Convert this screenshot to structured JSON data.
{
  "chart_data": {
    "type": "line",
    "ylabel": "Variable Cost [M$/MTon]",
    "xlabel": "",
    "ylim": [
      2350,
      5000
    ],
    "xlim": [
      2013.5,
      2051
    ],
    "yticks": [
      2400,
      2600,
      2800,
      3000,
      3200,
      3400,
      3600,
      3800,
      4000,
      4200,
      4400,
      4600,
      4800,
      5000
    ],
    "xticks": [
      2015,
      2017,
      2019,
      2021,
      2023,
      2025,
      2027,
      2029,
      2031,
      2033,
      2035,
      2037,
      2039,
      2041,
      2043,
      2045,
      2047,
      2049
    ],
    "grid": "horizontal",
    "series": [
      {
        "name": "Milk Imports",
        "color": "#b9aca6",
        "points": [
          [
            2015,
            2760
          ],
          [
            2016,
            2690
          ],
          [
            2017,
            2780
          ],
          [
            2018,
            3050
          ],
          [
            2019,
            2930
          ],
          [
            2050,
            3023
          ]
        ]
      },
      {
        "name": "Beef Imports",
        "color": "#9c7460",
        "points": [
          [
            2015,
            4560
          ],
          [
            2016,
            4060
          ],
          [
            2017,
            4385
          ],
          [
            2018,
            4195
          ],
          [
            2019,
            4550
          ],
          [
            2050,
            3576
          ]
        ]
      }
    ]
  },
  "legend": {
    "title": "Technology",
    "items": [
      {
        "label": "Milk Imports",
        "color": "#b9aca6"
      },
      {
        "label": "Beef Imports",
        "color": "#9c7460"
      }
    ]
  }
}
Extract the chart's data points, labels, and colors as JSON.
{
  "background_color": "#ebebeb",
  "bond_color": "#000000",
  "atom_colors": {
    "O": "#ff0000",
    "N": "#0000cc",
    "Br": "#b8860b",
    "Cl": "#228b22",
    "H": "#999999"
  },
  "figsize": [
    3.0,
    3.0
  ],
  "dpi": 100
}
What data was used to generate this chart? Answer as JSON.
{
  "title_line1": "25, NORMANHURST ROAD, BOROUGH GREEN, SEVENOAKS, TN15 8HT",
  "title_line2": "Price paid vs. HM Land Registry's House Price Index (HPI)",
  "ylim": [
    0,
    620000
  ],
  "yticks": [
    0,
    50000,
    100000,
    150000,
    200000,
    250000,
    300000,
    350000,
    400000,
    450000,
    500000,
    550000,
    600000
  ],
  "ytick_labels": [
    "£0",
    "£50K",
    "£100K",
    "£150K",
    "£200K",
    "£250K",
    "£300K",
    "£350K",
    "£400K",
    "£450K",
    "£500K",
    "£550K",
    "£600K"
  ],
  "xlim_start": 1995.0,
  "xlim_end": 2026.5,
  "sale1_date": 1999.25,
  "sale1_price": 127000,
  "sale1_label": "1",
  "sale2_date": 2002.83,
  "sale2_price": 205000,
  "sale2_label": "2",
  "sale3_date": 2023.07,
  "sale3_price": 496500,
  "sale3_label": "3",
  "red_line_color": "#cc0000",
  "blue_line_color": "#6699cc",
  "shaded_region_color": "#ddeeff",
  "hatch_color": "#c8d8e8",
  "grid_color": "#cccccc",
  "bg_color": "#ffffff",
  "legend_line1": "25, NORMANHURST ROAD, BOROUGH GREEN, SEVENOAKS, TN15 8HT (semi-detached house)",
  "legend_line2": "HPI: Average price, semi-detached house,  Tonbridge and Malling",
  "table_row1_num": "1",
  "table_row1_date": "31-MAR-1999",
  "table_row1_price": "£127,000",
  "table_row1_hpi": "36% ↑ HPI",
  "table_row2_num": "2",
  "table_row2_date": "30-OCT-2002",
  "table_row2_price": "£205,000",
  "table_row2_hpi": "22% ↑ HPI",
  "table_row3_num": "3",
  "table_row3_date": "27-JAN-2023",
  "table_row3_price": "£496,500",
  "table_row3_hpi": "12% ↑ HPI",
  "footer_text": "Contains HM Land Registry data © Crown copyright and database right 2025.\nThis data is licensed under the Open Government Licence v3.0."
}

**YOUR TASK**:
Output the full listing exactly as it stands.

**RIGHT ANSWER**:
Convert this screenshot to structured JSON data.
{
  "chart_data": {
    "type": "line",
    "ylabel": "Variable Cost [M$/MTon]",
    "xlabel": "",
    "ylim": [
      2350,
      5000
    ],
    "xlim": [
      2013.5,
      2051
    ],
    "yticks": [
      2400,
      2600,
      2800,
      3000,
      3200,
      3400,
      3600,
      3800,
      4000,
      4200,
      4400,
      4600,
      4800,
      5000
    ],
    "xticks": [
      2015,
      2017,
      2019,
      2021,
      2023,
      2025,
      2027,
      2029,
      2031,
      2033,
      2035,
      2037,
      2039,
      2041,
      2043,
      2045,
      2047,
      2049
    ],
    "grid": "horizontal",
    "series": [
      {
        "name": "Milk Imports",
        "color": "#b9aca6",
        "points": [
          [
            2015,
            2760
          ],
          [
            2016,
            2690
          ],
          [
            2017,
            2780
          ],
          [
            2018,
            3050
          ],
          [
            2019,
            2930
          ],
          [
            2050,
            3023
          ]
        ]
      },
      {
        "name": "Beef Imports",
        "color": "#9c7460",
        "points": [
          [
            2015,
            4560
          ],
          [
            2016,
            4060
          ],
          [
            2017,
            4385
          ],
          [
            2018,
            4195
          ],
          [
            2019,
            4550
          ],
          [
            2050,
            3576
          ]
        ]
      }
    ]
  },
  "legend": {
    "title": "Technology",
    "items": [
      {
        "label": "Milk Imports",
        "color": "#b9aca6"
      },
      {
        "label": "Beef Imports",
        "color": "#9c7460"
      }
    ]
  }
}
Extract the chart's data points, labels, and colors as JSON.
{
  "background_color": "#ebebeb",
  "bond_color": "#000000",
  "atom_colors": {
    "O": "#ff0000",
    "N": "#0000cc",
    "Br": "#b8860b",
    "Cl": "#228b22",
    "H": "#999999"
  },
  "figsize": [
    3.0,
    3.0
  ],
  "dpi": 100
}
What data was used to generate this chart? Answer as JSON.
{
  "title_line1": "25, NORMANHURST ROAD, BOROUGH GREEN, SEVENOAKS, TN15 8HT",
  "title_line2": "Price paid vs. HM Land Registry's House Price Index (HPI)",
  "ylim": [
    0,
    620000
  ],
  "yticks": [
    0,
    50000,
    100000,
    150000,
    200000,
    250000,
    300000,
    350000,
    400000,
    450000,
    500000,
    550000,
    600000
  ],
  "ytick_labels": [
    "£0",
    "£50K",
    "£100K",
    "£150K",
    "£200K",
    "£250K",
    "£300K",
    "£350K",
    "£400K",
    "£450K",
    "£500K",
    "£550K",
    "£600K"
  ],
  "xlim_start": 1995.0,
  "xlim_end": 2026.5,
  "sale1_date": 1999.25,
  "sale1_price": 127000,
  "sale1_label": "1",
  "sale2_date": 2002.83,
  "sale2_price": 205000,
  "sale2_label": "2",
  "sale3_date": 2023.07,
  "sale3_price": 496500,
  "sale3_label": "3",
  "red_line_color": "#cc0000",
  "blue_line_color": "#6699cc",
  "shaded_region_color": "#ddeeff",
  "hatch_color": "#c8d8e8",
  "grid_color": "#cccccc",
  "bg_color": "#ffffff",
  "legend_line1": "25, NORMANHURST ROAD, BOROUGH GREEN, SEVENOAKS, TN15 8HT (semi-detached house)",
  "legend_line2": "HPI: Average price, semi-detached house,  Tonbridge and Malling",
  "table_row1_num": "1",
  "table_row1_date": "31-MAR-1999",
  "table_row1_price": "£127,000",
  "table_row1_hpi": "36% ↑ HPI",
  "table_row2_num": "2",
  "table_row2_date": "30-OCT-2002",
  "table_row2_price": "£205,000",
  "table_row2_hpi": "22% ↑ HPI",
  "table_row3_num": "3",
  "table_row3_date": "27-JAN-2023",
  "table_row3_price": "£496,500",
  "table_row3_hpi": "12% ↑ HPI",
  "footer_text": "Contains HM Land Registry data © Crown copyright and database right 2025.\nThis data is licensed under the Open Government Licence v3.0."
}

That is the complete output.